→ AIM OF THE EXERCISE
Write out the listing below in full and exactly, leaving out every picture.

:::

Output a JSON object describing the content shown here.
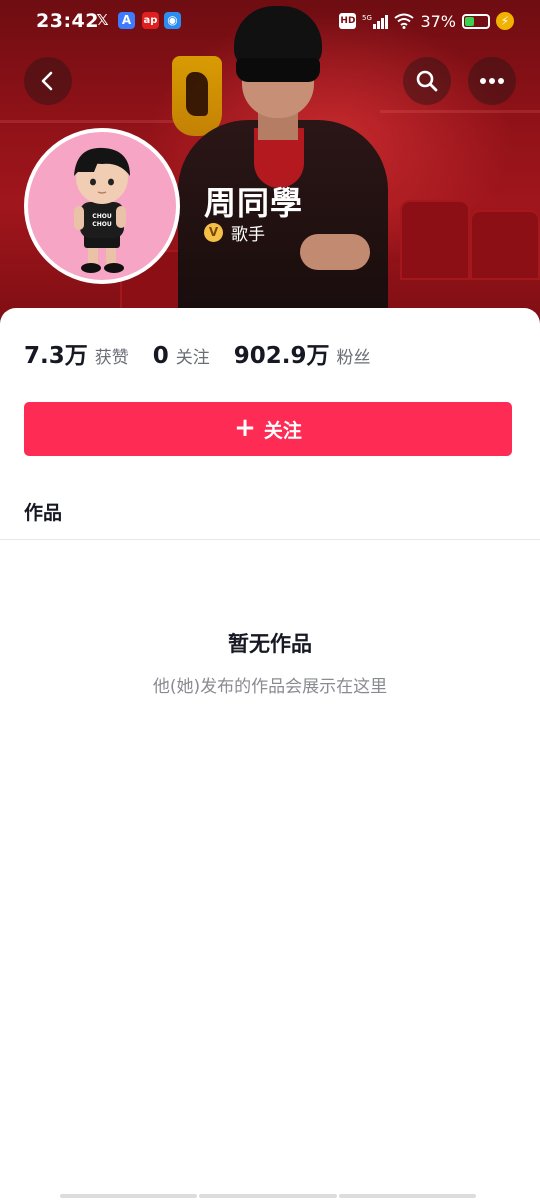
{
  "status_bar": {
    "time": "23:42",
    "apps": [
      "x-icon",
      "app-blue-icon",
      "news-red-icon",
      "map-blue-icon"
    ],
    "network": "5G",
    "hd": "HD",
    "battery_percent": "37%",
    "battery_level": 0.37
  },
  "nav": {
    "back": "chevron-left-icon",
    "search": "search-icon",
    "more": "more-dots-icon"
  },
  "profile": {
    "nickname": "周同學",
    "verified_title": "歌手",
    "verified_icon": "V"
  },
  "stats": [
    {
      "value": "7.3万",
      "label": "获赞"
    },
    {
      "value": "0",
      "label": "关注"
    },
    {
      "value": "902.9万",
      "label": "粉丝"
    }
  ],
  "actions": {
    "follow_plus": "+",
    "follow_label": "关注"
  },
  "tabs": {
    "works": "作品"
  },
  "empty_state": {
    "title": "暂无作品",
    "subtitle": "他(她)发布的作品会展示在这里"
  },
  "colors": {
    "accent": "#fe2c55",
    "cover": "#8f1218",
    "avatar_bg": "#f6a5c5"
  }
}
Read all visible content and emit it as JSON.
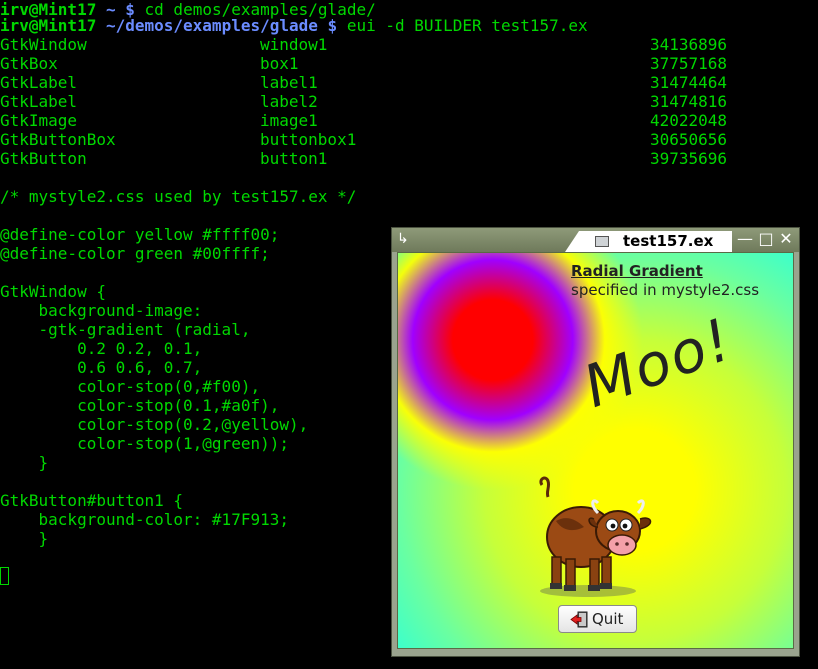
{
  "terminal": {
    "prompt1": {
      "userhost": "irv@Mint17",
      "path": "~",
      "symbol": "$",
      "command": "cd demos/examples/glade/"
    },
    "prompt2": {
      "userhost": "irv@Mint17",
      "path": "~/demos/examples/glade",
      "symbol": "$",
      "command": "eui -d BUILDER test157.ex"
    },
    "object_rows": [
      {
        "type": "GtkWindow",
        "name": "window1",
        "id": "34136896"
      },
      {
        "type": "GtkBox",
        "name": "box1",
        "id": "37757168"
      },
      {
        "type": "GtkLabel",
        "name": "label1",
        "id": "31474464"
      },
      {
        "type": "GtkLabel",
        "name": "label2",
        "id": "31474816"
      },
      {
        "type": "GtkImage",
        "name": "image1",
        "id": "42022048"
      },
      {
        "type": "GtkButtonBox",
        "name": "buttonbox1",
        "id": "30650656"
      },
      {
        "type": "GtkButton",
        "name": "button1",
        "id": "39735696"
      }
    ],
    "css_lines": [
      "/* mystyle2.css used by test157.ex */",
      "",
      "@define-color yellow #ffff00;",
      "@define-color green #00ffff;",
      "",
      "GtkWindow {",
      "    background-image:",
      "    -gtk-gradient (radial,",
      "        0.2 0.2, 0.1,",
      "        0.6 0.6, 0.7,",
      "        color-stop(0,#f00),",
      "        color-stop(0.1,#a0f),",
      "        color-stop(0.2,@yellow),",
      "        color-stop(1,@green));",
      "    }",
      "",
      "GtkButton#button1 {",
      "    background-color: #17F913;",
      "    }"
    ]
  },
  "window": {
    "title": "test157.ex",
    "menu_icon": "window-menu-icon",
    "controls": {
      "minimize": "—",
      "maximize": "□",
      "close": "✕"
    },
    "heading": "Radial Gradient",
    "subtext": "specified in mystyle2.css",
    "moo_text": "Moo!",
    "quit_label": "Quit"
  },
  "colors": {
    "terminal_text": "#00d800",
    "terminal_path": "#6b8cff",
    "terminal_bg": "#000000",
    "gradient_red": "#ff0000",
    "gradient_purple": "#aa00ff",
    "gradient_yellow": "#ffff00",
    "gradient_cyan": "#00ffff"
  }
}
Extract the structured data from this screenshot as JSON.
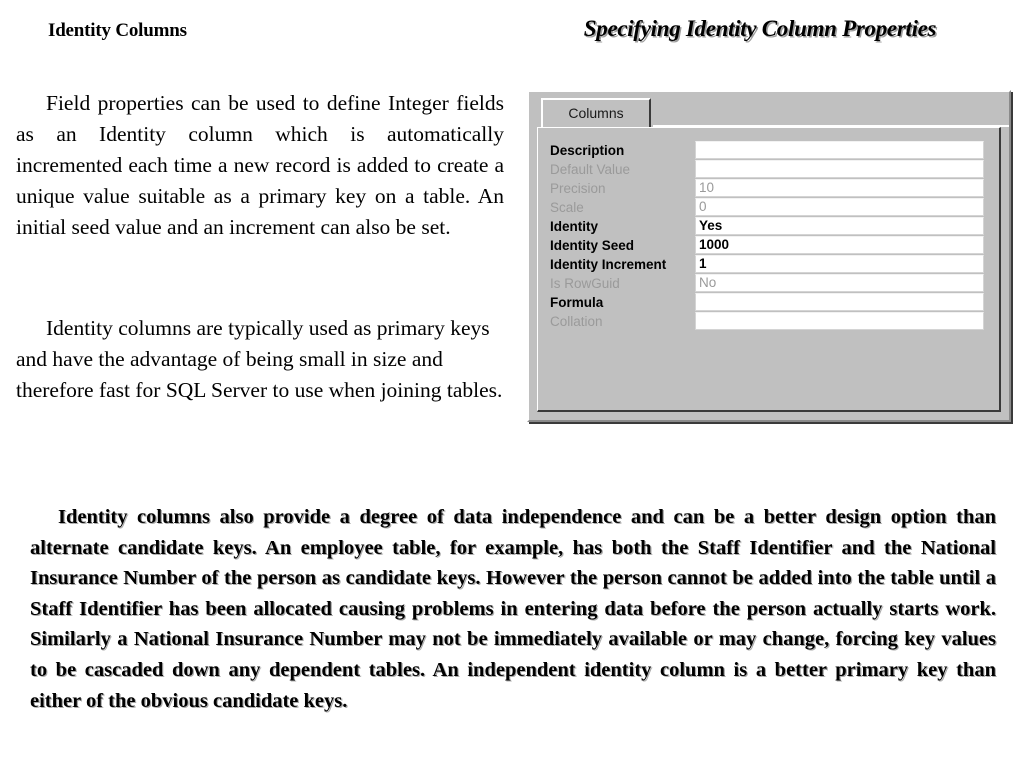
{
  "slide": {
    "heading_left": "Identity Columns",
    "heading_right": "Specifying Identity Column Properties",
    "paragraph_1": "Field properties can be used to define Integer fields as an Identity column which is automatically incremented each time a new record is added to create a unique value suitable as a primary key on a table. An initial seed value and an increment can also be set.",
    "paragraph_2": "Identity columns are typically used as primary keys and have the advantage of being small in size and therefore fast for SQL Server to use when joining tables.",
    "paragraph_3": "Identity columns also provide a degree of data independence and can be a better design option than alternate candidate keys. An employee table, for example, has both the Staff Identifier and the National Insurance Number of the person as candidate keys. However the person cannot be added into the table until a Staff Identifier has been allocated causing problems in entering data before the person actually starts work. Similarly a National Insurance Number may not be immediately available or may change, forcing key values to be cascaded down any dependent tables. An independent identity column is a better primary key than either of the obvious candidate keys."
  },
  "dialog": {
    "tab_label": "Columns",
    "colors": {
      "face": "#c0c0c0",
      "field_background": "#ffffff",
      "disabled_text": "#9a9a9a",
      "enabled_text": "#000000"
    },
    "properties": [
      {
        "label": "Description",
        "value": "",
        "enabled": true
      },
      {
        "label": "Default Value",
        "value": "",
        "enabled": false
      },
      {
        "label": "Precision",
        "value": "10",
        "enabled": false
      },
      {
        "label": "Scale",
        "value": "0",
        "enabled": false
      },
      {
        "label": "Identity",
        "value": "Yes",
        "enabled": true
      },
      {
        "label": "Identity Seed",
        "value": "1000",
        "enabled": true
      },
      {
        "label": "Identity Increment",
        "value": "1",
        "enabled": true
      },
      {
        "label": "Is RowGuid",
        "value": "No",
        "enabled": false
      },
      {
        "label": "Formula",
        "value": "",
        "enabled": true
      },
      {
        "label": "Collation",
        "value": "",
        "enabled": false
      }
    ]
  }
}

:::

→ WORKED SOLUTION
Output a JSON object describing the content shown here.
{
  "status_bar": {
    "time": "23:42",
    "apps": [
      "x-icon",
      "app-blue-icon",
      "news-red-icon",
      "map-blue-icon"
    ],
    "network": "5G",
    "hd": "HD",
    "battery_percent": "37%",
    "battery_level": 0.37
  },
  "nav": {
    "back": "chevron-left-icon",
    "search": "search-icon",
    "more": "more-dots-icon"
  },
  "profile": {
    "nickname": "周同學",
    "verified_title": "歌手",
    "verified_icon": "V"
  },
  "stats": [
    {
      "value": "7.3万",
      "label": "获赞"
    },
    {
      "value": "0",
      "label": "关注"
    },
    {
      "value": "902.9万",
      "label": "粉丝"
    }
  ],
  "actions": {
    "follow_plus": "+",
    "follow_label": "关注"
  },
  "tabs": {
    "works": "作品"
  },
  "empty_state": {
    "title": "暂无作品",
    "subtitle": "他(她)发布的作品会展示在这里"
  },
  "colors": {
    "accent": "#fe2c55",
    "cover": "#8f1218",
    "avatar_bg": "#f6a5c5"
  }
}
Read all visible content and emit it as JSON.
{
  "terminal": {
    "prompt1": {
      "userhost": "irv@Mint17",
      "path": "~",
      "symbol": "$",
      "command": "cd demos/examples/glade/"
    },
    "prompt2": {
      "userhost": "irv@Mint17",
      "path": "~/demos/examples/glade",
      "symbol": "$",
      "command": "eui -d BUILDER test157.ex"
    },
    "object_rows": [
      {
        "type": "GtkWindow",
        "name": "window1",
        "id": "34136896"
      },
      {
        "type": "GtkBox",
        "name": "box1",
        "id": "37757168"
      },
      {
        "type": "GtkLabel",
        "name": "label1",
        "id": "31474464"
      },
      {
        "type": "GtkLabel",
        "name": "label2",
        "id": "31474816"
      },
      {
        "type": "GtkImage",
        "name": "image1",
        "id": "42022048"
      },
      {
        "type": "GtkButtonBox",
        "name": "buttonbox1",
        "id": "30650656"
      },
      {
        "type": "GtkButton",
        "name": "button1",
        "id": "39735696"
      }
    ],
    "css_lines": [
      "/* mystyle2.css used by test157.ex */",
      "",
      "@define-color yellow #ffff00;",
      "@define-color green #00ffff;",
      "",
      "GtkWindow {",
      "    background-image:",
      "    -gtk-gradient (radial,",
      "        0.2 0.2, 0.1,",
      "        0.6 0.6, 0.7,",
      "        color-stop(0,#f00),",
      "        color-stop(0.1,#a0f),",
      "        color-stop(0.2,@yellow),",
      "        color-stop(1,@green));",
      "    }",
      "",
      "GtkButton#button1 {",
      "    background-color: #17F913;",
      "    }"
    ]
  },
  "window": {
    "title": "test157.ex",
    "menu_icon": "window-menu-icon",
    "controls": {
      "minimize": "—",
      "maximize": "□",
      "close": "✕"
    },
    "heading": "Radial Gradient",
    "subtext": "specified in mystyle2.css",
    "moo_text": "Moo!",
    "quit_label": "Quit"
  },
  "colors": {
    "terminal_text": "#00d800",
    "terminal_path": "#6b8cff",
    "terminal_bg": "#000000",
    "gradient_red": "#ff0000",
    "gradient_purple": "#aa00ff",
    "gradient_yellow": "#ffff00",
    "gradient_cyan": "#00ffff"
  }
}
Extract the structured data from this screenshot as JSON.
{
  "slide": {
    "heading_left": "Identity Columns",
    "heading_right": "Specifying Identity Column Properties",
    "paragraph_1": "Field properties can be used to define Integer fields as an Identity column which is automatically incremented each time a new record is added to create a unique value suitable as a primary key on a table. An initial seed value and an increment can also be set.",
    "paragraph_2": "Identity columns are typically used as primary keys and have the advantage of being small in size and therefore fast for SQL Server to use when joining tables.",
    "paragraph_3": "Identity columns also provide a degree of data independence and can be a better design option than alternate candidate keys. An employee table, for example, has both the Staff Identifier and the National Insurance Number of the person as candidate keys. However the person cannot be added into the table until a Staff Identifier has been allocated causing problems in entering data before the person actually starts work. Similarly a National Insurance Number may not be immediately available or may change, forcing key values to be cascaded down any dependent tables. An independent identity column is a better primary key than either of the obvious candidate keys."
  },
  "dialog": {
    "tab_label": "Columns",
    "colors": {
      "face": "#c0c0c0",
      "field_background": "#ffffff",
      "disabled_text": "#9a9a9a",
      "enabled_text": "#000000"
    },
    "properties": [
      {
        "label": "Description",
        "value": "",
        "enabled": true
      },
      {
        "label": "Default Value",
        "value": "",
        "enabled": false
      },
      {
        "label": "Precision",
        "value": "10",
        "enabled": false
      },
      {
        "label": "Scale",
        "value": "0",
        "enabled": false
      },
      {
        "label": "Identity",
        "value": "Yes",
        "enabled": true
      },
      {
        "label": "Identity Seed",
        "value": "1000",
        "enabled": true
      },
      {
        "label": "Identity Increment",
        "value": "1",
        "enabled": true
      },
      {
        "label": "Is RowGuid",
        "value": "No",
        "enabled": false
      },
      {
        "label": "Formula",
        "value": "",
        "enabled": true
      },
      {
        "label": "Collation",
        "value": "",
        "enabled": false
      }
    ]
  }
}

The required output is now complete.